#### Supplied records:
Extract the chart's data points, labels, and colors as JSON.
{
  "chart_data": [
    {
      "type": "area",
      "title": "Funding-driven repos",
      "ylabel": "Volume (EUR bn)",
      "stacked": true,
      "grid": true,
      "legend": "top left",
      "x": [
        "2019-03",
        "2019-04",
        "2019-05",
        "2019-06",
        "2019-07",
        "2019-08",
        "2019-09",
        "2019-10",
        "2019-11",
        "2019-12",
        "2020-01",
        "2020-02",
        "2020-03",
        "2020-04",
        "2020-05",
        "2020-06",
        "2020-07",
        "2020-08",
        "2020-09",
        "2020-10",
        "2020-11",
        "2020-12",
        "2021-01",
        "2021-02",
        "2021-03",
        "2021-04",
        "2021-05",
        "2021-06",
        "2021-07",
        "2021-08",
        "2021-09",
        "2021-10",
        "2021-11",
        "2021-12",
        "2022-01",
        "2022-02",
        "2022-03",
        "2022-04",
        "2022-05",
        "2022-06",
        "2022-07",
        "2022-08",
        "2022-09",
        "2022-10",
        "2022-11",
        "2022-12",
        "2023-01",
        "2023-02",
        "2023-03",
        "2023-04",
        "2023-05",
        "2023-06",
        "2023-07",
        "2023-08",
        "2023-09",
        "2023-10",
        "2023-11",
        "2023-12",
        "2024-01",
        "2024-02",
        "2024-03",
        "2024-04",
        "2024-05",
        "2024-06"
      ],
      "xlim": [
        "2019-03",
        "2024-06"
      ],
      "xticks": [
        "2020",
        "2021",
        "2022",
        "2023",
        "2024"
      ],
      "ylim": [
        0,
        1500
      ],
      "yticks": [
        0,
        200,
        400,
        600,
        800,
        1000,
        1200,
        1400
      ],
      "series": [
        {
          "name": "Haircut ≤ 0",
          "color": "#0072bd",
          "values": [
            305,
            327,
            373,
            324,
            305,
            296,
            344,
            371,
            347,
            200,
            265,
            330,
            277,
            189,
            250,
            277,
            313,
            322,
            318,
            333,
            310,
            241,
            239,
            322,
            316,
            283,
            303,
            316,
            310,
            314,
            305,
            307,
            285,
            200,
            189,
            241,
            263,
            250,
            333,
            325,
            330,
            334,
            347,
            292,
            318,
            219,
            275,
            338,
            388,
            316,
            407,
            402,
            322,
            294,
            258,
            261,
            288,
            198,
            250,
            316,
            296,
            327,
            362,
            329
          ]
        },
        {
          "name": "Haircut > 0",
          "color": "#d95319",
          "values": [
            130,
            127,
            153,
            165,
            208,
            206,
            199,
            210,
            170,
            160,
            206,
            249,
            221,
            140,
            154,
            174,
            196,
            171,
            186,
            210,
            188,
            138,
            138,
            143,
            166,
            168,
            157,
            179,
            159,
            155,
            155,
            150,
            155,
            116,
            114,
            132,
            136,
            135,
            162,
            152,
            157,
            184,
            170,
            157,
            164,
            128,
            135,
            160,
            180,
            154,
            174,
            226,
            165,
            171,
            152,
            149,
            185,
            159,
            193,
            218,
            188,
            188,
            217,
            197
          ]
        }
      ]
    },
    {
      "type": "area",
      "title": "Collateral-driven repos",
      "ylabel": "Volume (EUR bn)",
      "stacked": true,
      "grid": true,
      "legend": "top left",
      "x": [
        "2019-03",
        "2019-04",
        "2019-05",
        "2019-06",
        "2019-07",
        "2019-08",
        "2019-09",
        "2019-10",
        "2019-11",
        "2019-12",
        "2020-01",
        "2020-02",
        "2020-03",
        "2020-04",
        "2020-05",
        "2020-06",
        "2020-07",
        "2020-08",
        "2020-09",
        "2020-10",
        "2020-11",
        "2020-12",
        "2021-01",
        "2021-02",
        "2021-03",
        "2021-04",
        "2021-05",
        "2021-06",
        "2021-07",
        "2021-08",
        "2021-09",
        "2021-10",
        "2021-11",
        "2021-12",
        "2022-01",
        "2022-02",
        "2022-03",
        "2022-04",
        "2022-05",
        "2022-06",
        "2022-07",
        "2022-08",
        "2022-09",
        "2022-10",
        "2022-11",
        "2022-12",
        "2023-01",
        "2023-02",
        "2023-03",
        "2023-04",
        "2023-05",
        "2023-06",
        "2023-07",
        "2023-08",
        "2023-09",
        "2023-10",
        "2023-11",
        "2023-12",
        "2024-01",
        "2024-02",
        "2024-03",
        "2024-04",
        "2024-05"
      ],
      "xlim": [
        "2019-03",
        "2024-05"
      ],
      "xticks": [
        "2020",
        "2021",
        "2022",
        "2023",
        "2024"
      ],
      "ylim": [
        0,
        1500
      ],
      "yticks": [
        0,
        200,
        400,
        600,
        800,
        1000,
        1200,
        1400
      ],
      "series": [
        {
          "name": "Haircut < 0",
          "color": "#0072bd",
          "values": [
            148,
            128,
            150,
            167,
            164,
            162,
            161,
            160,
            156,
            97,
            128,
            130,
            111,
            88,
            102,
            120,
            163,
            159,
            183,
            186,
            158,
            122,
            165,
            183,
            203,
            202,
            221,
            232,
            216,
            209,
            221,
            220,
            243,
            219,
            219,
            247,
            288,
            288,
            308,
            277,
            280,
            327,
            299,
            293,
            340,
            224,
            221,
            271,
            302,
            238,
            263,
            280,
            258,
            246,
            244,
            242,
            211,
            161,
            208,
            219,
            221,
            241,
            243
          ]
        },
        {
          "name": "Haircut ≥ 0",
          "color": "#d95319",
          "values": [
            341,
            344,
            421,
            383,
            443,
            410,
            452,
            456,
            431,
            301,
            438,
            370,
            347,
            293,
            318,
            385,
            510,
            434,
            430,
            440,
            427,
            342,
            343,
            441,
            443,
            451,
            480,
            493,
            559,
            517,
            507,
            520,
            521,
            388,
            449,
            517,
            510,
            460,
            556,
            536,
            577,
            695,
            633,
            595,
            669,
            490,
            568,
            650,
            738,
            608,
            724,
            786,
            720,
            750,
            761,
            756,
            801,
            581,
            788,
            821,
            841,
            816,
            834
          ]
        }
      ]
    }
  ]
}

#### Given exercise:
Looking at the records above, count the lines where the word "driven" appears. State only the number.

#### Reply to the task:
2